◆ **AIM OF THE EXERCISE**
Write out the material exactly, with the pictures left out.

|---|

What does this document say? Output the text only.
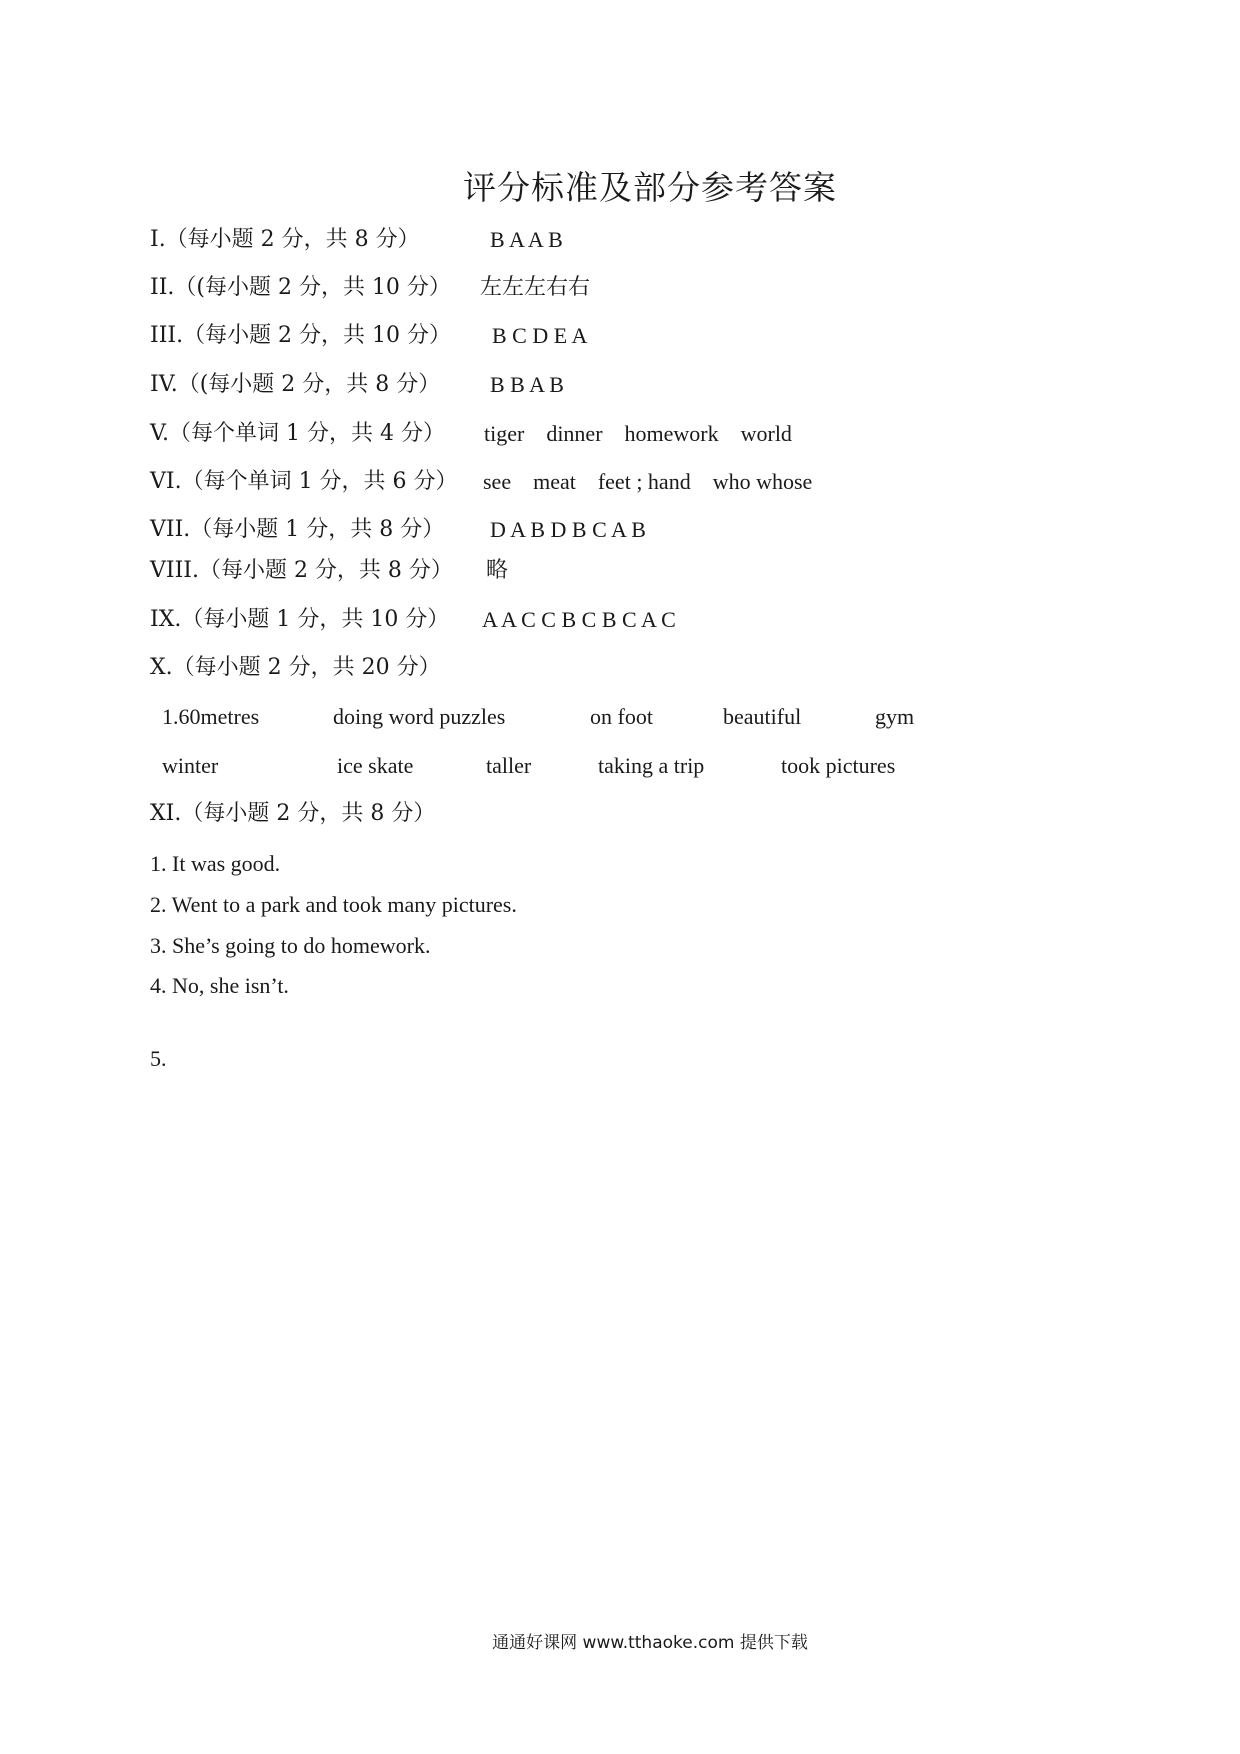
评分标准及部分参考答案
I.（每小题 2 分，共 8 分）	B A A B
II.（(每小题 2 分，共 10 分） 左左左右右
III.（每小题 2 分，共 10 分） B C D E A
IV.（(每小题 2 分，共 8 分） B B A B
V.（每个单词 1 分，共 4 分） tiger    dinner    homework    world
VI.（每个单词 1 分，共 6 分） see    meat    feet ; hand    who whose
VII.（每小题 1 分，共 8 分） D A B D B C A B
VIII.（每小题 2 分，共 8 分） 略
IX.（每小题 1 分，共 10 分） A A C C B C B C A C
X.（每小题 2 分，共 20 分）
1.60metres	doing word puzzles	on foot	beautiful	gym
winter	ice skate	taller	taking a trip	took pictures
XI.（每小题 2 分，共 8 分）
1. It was good.
2. Went to a park and took many pictures.
3. She’s going to do homework.
4. No, she isn’t.
5.
通通好课网 www.tthaoke.com 提供下载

|---|

◆ **TASK OUTPUT**
What does this document say? Output the text only.
评分标准及部分参考答案
I.（每小题 2 分，共 8 分）	B A A B
II.（(每小题 2 分，共 10 分） 左左左右右
III.（每小题 2 分，共 10 分） B C D E A
IV.（(每小题 2 分，共 8 分） B B A B
V.（每个单词 1 分，共 4 分） tiger    dinner    homework    world
VI.（每个单词 1 分，共 6 分） see    meat    feet ; hand    who whose
VII.（每小题 1 分，共 8 分） D A B D B C A B
VIII.（每小题 2 分，共 8 分） 略
IX.（每小题 1 分，共 10 分） A A C C B C B C A C
X.（每小题 2 分，共 20 分）
1.60metres	doing word puzzles	on foot	beautiful	gym
winter	ice skate	taller	taking a trip	took pictures
XI.（每小题 2 分，共 8 分）
1. It was good.
2. Went to a park and took many pictures.
3. She’s going to do homework.
4. No, she isn’t.
5.
通通好课网 www.tthaoke.com 提供下载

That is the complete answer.